◆ **YOUR OBJECTIVE**
Search the data for the word "into" and copy every line where it occurs.

--------------------------------

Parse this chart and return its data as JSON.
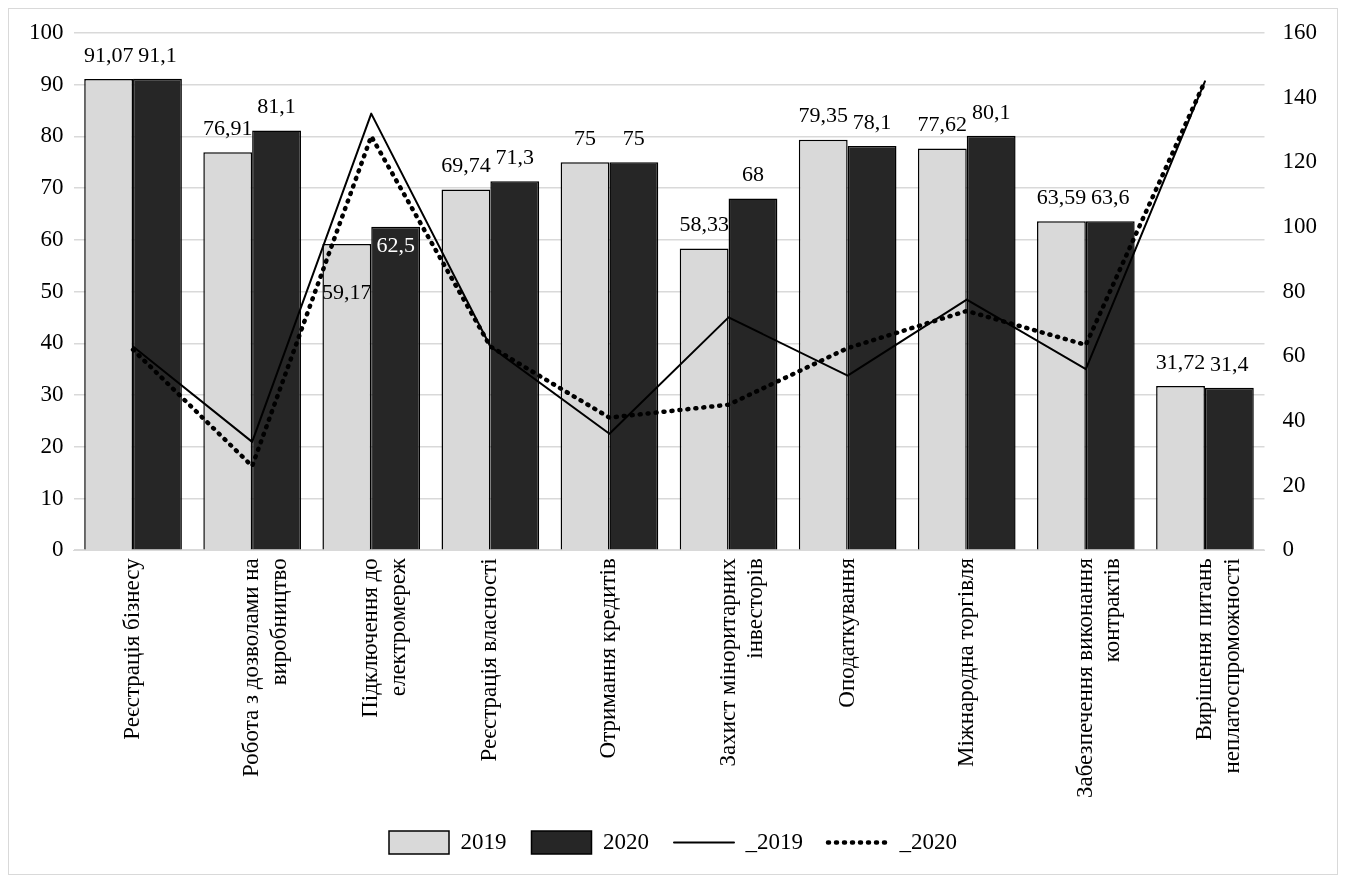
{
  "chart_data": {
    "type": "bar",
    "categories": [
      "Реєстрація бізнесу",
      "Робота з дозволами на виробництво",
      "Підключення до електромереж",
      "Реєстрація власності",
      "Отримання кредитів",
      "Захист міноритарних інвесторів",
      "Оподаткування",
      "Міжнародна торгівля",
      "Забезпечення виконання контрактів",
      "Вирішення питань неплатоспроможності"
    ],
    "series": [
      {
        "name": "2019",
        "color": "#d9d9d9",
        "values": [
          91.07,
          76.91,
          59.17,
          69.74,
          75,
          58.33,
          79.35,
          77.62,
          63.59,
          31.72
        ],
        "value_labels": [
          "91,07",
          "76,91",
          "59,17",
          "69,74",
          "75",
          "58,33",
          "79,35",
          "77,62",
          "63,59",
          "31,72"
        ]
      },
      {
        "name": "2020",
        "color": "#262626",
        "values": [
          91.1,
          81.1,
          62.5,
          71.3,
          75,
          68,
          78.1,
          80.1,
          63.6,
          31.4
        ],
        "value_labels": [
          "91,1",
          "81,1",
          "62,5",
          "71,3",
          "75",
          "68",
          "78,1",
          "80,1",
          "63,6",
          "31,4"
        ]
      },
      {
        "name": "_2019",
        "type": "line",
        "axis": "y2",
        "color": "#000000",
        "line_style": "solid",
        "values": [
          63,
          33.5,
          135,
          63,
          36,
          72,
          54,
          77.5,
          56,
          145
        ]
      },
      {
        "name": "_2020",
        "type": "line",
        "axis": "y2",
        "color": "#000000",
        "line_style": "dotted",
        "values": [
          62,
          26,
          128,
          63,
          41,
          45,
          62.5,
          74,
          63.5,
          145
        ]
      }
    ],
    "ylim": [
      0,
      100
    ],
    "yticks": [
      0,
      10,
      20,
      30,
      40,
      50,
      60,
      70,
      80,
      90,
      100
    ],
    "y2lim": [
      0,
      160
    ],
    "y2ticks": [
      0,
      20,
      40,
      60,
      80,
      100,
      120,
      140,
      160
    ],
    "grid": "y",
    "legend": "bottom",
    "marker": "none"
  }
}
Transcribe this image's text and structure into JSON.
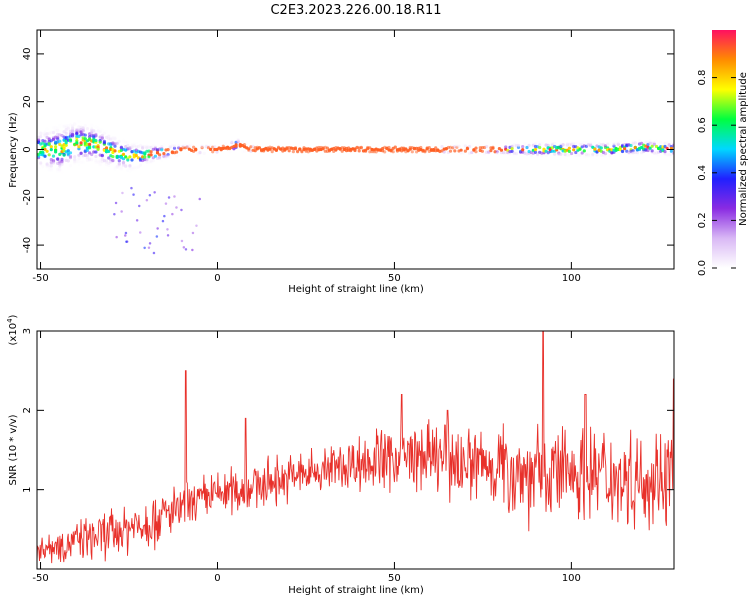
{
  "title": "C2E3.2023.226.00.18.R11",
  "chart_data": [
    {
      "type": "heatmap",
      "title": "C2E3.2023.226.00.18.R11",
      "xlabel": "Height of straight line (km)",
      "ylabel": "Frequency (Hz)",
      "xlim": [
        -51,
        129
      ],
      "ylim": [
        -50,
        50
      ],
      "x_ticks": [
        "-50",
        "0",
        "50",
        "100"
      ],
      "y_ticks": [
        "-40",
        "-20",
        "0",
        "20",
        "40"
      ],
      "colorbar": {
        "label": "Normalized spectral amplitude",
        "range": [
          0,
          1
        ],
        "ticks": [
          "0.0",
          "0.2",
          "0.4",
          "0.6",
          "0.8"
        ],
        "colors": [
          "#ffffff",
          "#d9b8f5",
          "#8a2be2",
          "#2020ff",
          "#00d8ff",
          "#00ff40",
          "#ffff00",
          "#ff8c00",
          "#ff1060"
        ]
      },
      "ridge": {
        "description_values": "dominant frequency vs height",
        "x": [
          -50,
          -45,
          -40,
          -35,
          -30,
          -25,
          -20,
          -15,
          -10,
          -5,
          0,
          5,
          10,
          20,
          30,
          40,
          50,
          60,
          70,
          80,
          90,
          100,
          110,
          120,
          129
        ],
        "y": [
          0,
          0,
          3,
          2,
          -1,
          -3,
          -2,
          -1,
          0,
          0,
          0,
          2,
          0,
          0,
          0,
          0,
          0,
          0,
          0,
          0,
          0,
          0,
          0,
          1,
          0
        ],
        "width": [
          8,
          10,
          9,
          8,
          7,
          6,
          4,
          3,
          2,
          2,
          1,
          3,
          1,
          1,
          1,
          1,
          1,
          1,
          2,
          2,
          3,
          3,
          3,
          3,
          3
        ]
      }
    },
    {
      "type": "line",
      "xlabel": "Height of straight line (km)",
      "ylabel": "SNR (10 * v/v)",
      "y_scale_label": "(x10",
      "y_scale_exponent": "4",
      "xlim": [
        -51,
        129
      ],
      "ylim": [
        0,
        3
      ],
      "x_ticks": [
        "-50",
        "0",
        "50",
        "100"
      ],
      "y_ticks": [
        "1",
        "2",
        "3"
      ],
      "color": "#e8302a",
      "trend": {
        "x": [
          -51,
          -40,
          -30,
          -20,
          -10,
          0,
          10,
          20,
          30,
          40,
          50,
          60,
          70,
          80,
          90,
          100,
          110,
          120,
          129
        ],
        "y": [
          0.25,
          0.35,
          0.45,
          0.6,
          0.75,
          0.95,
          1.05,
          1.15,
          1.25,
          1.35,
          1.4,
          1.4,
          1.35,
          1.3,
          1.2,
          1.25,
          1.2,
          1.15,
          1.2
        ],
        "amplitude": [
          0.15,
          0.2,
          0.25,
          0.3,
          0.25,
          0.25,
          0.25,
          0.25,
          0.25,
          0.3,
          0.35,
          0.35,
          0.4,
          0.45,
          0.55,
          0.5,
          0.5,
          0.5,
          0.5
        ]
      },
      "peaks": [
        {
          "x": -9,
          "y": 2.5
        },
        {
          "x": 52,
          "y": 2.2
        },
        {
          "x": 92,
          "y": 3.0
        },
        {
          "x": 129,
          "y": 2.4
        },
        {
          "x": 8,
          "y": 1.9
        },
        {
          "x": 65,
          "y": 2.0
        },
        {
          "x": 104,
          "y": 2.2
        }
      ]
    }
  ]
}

--------------------------------

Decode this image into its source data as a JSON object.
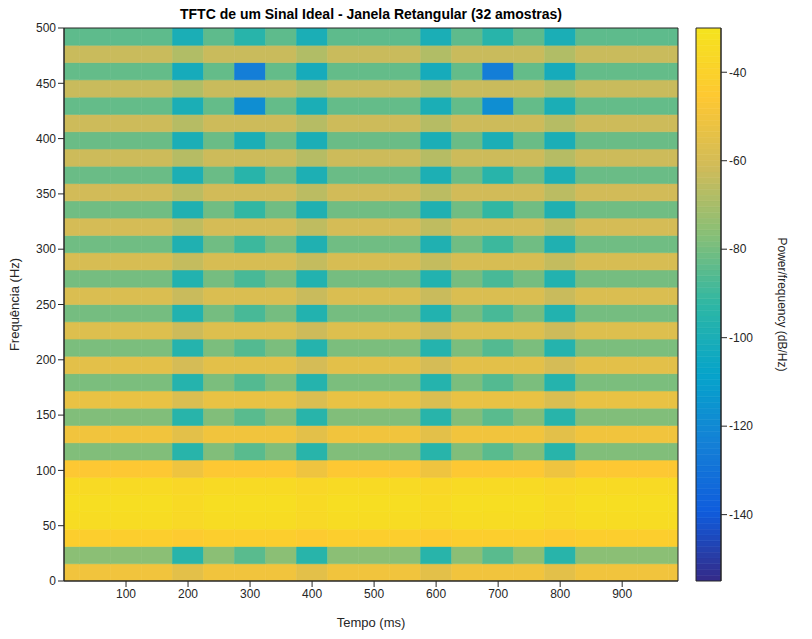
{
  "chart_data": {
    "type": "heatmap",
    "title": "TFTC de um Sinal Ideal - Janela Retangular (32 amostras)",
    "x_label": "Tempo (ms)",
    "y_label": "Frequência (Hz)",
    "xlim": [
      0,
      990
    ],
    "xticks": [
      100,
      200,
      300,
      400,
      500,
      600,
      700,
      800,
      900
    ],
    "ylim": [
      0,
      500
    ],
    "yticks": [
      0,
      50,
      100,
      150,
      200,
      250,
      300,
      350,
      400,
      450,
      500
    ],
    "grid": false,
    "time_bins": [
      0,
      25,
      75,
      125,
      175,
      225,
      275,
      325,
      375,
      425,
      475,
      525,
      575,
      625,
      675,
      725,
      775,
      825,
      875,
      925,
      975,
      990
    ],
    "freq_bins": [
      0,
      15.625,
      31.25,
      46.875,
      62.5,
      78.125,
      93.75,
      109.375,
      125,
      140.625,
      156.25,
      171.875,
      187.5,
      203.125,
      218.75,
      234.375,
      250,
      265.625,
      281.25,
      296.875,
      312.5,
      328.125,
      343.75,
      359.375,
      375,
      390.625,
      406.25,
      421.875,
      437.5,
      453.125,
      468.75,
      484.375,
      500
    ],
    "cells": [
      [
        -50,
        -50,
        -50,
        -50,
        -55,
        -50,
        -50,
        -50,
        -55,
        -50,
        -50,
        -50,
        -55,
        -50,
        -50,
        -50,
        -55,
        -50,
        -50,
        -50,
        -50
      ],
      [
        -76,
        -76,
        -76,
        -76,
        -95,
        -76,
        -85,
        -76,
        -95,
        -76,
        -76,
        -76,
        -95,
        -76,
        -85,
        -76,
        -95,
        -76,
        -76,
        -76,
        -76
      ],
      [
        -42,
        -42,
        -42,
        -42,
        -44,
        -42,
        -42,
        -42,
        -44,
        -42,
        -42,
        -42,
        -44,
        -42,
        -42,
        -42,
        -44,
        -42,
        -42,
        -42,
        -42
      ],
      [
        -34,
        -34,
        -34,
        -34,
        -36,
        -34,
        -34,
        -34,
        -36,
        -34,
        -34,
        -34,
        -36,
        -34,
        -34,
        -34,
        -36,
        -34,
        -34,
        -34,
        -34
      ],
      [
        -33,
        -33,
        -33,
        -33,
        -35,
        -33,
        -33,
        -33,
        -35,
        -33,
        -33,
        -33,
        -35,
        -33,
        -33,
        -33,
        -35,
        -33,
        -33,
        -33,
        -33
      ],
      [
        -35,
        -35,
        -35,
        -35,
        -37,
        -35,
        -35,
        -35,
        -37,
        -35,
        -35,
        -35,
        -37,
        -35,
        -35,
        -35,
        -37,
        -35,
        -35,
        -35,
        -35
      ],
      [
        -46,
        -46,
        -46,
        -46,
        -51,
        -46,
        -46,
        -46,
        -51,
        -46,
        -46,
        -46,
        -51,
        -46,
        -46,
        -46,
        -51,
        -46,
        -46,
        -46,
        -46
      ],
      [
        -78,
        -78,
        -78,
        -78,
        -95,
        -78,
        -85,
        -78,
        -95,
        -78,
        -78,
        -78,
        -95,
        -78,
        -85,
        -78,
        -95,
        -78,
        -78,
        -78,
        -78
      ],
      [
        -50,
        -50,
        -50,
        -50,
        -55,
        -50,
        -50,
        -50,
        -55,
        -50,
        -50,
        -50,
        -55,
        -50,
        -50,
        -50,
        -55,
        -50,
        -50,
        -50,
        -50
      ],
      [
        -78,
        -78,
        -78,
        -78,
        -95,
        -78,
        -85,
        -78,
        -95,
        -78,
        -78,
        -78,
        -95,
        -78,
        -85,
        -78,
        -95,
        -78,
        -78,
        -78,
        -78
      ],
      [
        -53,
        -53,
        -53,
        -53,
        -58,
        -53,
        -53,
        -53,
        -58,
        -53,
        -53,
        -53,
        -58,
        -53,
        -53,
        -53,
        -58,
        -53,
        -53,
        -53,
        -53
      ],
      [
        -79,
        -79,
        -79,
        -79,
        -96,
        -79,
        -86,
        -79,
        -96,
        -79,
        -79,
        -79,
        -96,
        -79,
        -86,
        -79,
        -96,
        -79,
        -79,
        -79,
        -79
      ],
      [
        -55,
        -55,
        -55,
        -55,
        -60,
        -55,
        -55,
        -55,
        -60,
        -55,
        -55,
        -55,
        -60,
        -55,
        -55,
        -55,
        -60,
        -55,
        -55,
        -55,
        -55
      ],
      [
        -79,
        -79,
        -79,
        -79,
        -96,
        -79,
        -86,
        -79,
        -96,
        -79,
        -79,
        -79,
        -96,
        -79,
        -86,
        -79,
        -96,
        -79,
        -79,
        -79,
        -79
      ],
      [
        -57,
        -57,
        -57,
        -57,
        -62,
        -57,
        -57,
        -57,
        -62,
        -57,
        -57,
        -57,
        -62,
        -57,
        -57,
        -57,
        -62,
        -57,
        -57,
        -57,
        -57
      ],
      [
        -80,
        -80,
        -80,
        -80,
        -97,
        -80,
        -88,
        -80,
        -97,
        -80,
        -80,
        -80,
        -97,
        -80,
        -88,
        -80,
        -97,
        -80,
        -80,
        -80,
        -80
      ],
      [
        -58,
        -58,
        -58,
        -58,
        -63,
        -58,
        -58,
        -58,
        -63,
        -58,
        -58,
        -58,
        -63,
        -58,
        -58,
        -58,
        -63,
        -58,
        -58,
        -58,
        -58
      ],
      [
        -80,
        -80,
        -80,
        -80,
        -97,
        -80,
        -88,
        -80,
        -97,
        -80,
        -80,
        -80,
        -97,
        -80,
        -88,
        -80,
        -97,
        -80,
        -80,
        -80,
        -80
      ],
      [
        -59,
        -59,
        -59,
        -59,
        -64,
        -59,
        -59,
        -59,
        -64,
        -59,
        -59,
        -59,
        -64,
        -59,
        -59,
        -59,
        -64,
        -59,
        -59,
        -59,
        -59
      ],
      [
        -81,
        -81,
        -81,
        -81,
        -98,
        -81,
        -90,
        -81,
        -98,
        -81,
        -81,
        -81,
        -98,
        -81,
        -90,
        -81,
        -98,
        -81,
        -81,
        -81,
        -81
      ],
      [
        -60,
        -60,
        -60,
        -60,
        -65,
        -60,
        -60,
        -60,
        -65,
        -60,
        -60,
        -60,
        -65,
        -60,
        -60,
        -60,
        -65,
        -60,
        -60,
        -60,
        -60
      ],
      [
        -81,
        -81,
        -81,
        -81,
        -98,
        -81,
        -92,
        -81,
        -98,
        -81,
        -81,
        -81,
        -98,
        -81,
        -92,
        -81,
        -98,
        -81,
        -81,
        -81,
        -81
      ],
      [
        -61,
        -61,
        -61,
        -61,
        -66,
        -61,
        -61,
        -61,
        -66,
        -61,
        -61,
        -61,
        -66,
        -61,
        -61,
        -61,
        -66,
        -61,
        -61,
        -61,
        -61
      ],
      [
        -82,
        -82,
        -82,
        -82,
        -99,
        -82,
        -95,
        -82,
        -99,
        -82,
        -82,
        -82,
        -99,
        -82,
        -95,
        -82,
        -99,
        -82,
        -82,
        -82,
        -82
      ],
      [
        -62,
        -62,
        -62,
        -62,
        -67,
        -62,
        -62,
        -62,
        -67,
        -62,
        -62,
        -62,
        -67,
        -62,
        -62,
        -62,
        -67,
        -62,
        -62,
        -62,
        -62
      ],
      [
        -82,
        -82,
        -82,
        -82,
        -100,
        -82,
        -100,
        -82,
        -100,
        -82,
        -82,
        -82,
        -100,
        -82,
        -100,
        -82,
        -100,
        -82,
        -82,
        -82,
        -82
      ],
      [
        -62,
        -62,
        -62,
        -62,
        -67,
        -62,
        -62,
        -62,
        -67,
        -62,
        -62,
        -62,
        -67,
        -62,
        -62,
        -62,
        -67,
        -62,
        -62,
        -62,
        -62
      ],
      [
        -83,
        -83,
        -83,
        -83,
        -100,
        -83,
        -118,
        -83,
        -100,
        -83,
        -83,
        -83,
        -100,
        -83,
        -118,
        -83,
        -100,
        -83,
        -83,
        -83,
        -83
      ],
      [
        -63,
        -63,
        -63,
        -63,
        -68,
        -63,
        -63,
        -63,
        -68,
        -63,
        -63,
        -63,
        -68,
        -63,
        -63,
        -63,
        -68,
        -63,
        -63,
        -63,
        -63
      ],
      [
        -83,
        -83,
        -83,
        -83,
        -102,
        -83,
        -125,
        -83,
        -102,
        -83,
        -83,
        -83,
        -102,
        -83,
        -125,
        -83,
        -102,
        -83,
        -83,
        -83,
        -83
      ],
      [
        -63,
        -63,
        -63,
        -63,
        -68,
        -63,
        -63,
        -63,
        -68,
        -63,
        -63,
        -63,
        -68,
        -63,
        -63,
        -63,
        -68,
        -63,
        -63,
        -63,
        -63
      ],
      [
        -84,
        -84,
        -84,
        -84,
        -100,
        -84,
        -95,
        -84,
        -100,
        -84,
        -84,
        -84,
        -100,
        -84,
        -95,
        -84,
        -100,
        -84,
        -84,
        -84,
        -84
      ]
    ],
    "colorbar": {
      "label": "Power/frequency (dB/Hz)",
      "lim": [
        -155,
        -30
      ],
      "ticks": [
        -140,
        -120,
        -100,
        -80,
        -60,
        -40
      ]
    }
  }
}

--------------------------------

◆ **FULL SOLUTION**
Transcribe this image's text and structure into JSON.
Decode this image into its source data as a JSON object.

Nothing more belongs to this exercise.